Items listed in a dataset:
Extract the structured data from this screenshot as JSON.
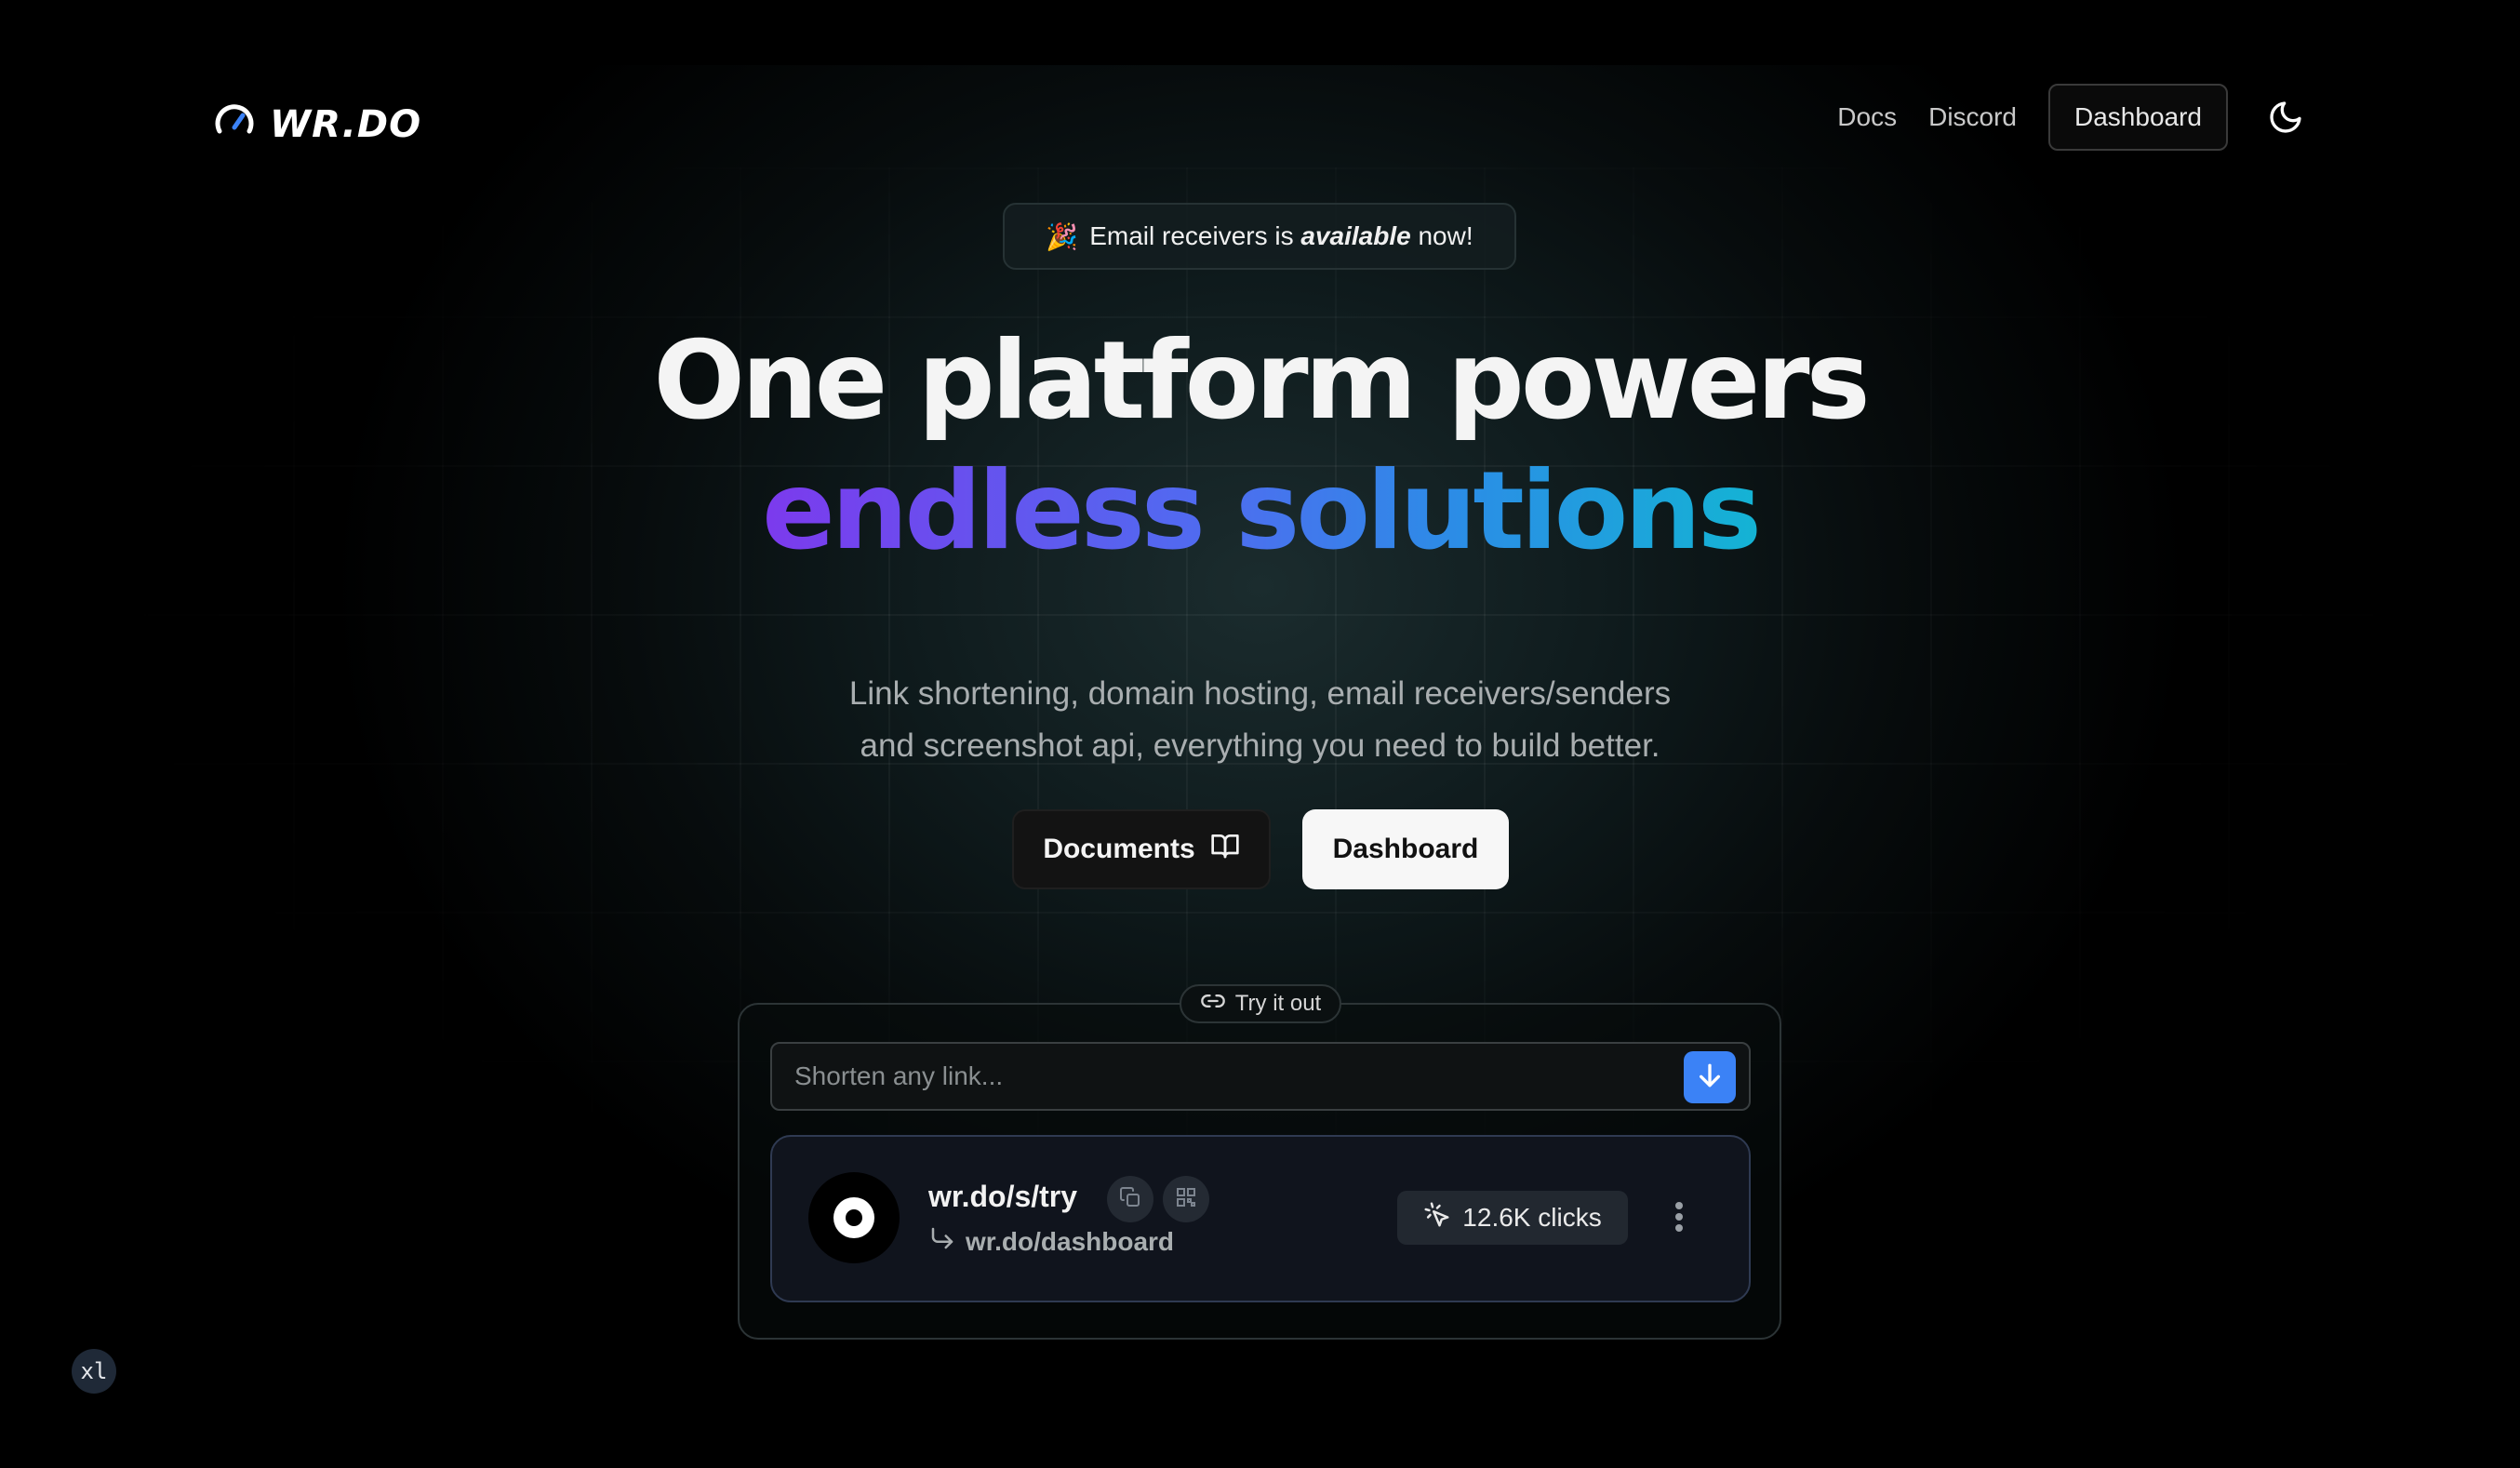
{
  "header": {
    "logo_text": "WR.DO",
    "nav": {
      "docs": "Docs",
      "discord": "Discord",
      "dashboard": "Dashboard"
    },
    "theme_icon": "moon-icon"
  },
  "announcement": {
    "emoji": "🎉",
    "prefix": "Email receivers is ",
    "emphasis": "available",
    "suffix": " now!"
  },
  "hero": {
    "line1": "One platform powers",
    "line2": "endless solutions",
    "subtitle_line1": "Link shortening, domain hosting, email receivers/senders",
    "subtitle_line2": "and screenshot api, everything you need to build better.",
    "cta_docs": "Documents",
    "cta_dashboard": "Dashboard"
  },
  "try_it": {
    "pill_label": "Try it out",
    "input_placeholder": "Shorten any link...",
    "input_value": "",
    "submit_icon": "arrow-down-icon",
    "result": {
      "short_url": "wr.do/s/try",
      "destination": "wr.do/dashboard",
      "clicks": "12.6K clicks"
    }
  },
  "badge": {
    "breakpoint": "xl"
  },
  "colors": {
    "accent_blue": "#3b82f6",
    "gradient_start": "#7c3aed",
    "gradient_end": "#14b3d4"
  }
}
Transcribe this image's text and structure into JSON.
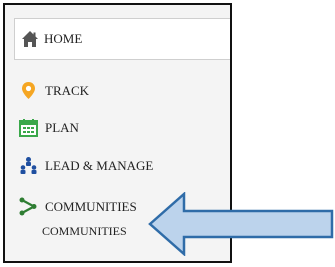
{
  "nav": {
    "home": {
      "label": "HOME",
      "icon": "home-icon"
    },
    "items": [
      {
        "label": "TRACK",
        "icon": "location-pin-icon",
        "color": "#f5a623"
      },
      {
        "label": "PLAN",
        "icon": "calendar-icon",
        "color": "#3aa84a"
      },
      {
        "label": "LEAD & MANAGE",
        "icon": "org-chart-icon",
        "color": "#1f4fa0"
      },
      {
        "label": "COMMUNITIES",
        "icon": "share-nodes-icon",
        "color": "#2e7d32"
      }
    ],
    "sub_items": [
      {
        "label": "COMMUNITIES"
      }
    ]
  },
  "annotation": {
    "type": "callout-arrow",
    "fill": "#bcd3ec",
    "stroke": "#2f6ca8"
  }
}
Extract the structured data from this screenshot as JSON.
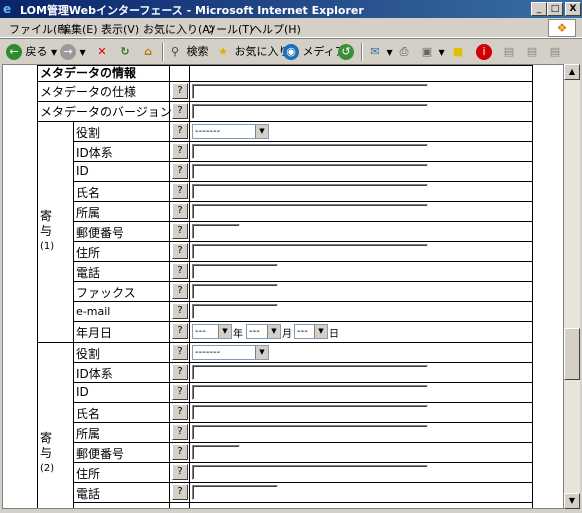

■ WHAT THIS TASK INVOLVES ■
Return, unchanged, the lines from the one containing "Transcribe this image's" down to the end of the entries above, inclusive. Images are left out.

■ EXERCISE OUTPUT ■
Transcribe this image's text and structure into JSON.
{
  "nav": {
    "home": {
      "label": "HOME",
      "icon": "home-icon"
    },
    "items": [
      {
        "label": "TRACK",
        "icon": "location-pin-icon",
        "color": "#f5a623"
      },
      {
        "label": "PLAN",
        "icon": "calendar-icon",
        "color": "#3aa84a"
      },
      {
        "label": "LEAD & MANAGE",
        "icon": "org-chart-icon",
        "color": "#1f4fa0"
      },
      {
        "label": "COMMUNITIES",
        "icon": "share-nodes-icon",
        "color": "#2e7d32"
      }
    ],
    "sub_items": [
      {
        "label": "COMMUNITIES"
      }
    ]
  },
  "annotation": {
    "type": "callout-arrow",
    "fill": "#bcd3ec",
    "stroke": "#2f6ca8"
  }
}
Extract the structured data from this screenshot as JSON.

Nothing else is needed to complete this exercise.